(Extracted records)
[start]

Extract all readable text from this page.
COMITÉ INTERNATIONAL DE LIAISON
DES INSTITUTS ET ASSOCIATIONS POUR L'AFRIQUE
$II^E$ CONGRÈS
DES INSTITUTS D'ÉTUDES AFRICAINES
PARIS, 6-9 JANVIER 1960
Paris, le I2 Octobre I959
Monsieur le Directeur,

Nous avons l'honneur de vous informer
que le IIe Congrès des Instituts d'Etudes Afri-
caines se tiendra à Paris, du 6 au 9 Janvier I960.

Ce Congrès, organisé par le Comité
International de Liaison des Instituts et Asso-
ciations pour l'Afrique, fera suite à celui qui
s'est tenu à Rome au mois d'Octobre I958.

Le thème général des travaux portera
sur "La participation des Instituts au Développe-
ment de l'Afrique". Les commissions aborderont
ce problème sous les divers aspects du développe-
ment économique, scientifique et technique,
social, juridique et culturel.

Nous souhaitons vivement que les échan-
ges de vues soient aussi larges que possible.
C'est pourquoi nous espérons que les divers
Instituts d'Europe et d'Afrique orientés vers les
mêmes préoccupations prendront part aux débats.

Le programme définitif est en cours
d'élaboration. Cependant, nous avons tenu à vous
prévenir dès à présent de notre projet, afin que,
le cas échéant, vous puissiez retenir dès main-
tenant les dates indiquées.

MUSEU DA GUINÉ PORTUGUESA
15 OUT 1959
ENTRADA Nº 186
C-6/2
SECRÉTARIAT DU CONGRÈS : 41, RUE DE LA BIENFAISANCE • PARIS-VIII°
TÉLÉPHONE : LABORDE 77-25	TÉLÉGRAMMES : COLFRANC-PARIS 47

[end]

**Problem requirements**:
Restate the whole of the material exactly.

**Answer to this problem**:
Extract all readable text from this page.
COMITÉ INTERNATIONAL DE LIAISON
DES INSTITUTS ET ASSOCIATIONS POUR L'AFRIQUE
$II^E$ CONGRÈS
DES INSTITUTS D'ÉTUDES AFRICAINES
PARIS, 6-9 JANVIER 1960
Paris, le I2 Octobre I959
Monsieur le Directeur,

Nous avons l'honneur de vous informer
que le IIe Congrès des Instituts d'Etudes Afri-
caines se tiendra à Paris, du 6 au 9 Janvier I960.

Ce Congrès, organisé par le Comité
International de Liaison des Instituts et Asso-
ciations pour l'Afrique, fera suite à celui qui
s'est tenu à Rome au mois d'Octobre I958.

Le thème général des travaux portera
sur "La participation des Instituts au Développe-
ment de l'Afrique". Les commissions aborderont
ce problème sous les divers aspects du développe-
ment économique, scientifique et technique,
social, juridique et culturel.

Nous souhaitons vivement que les échan-
ges de vues soient aussi larges que possible.
C'est pourquoi nous espérons que les divers
Instituts d'Europe et d'Afrique orientés vers les
mêmes préoccupations prendront part aux débats.

Le programme définitif est en cours
d'élaboration. Cependant, nous avons tenu à vous
prévenir dès à présent de notre projet, afin que,
le cas échéant, vous puissiez retenir dès main-
tenant les dates indiquées.

MUSEU DA GUINÉ PORTUGUESA
15 OUT 1959
ENTRADA Nº 186
C-6/2
SECRÉTARIAT DU CONGRÈS : 41, RUE DE LA BIENFAISANCE • PARIS-VIII°
TÉLÉPHONE : LABORDE 77-25	TÉLÉGRAMMES : COLFRANC-PARIS 47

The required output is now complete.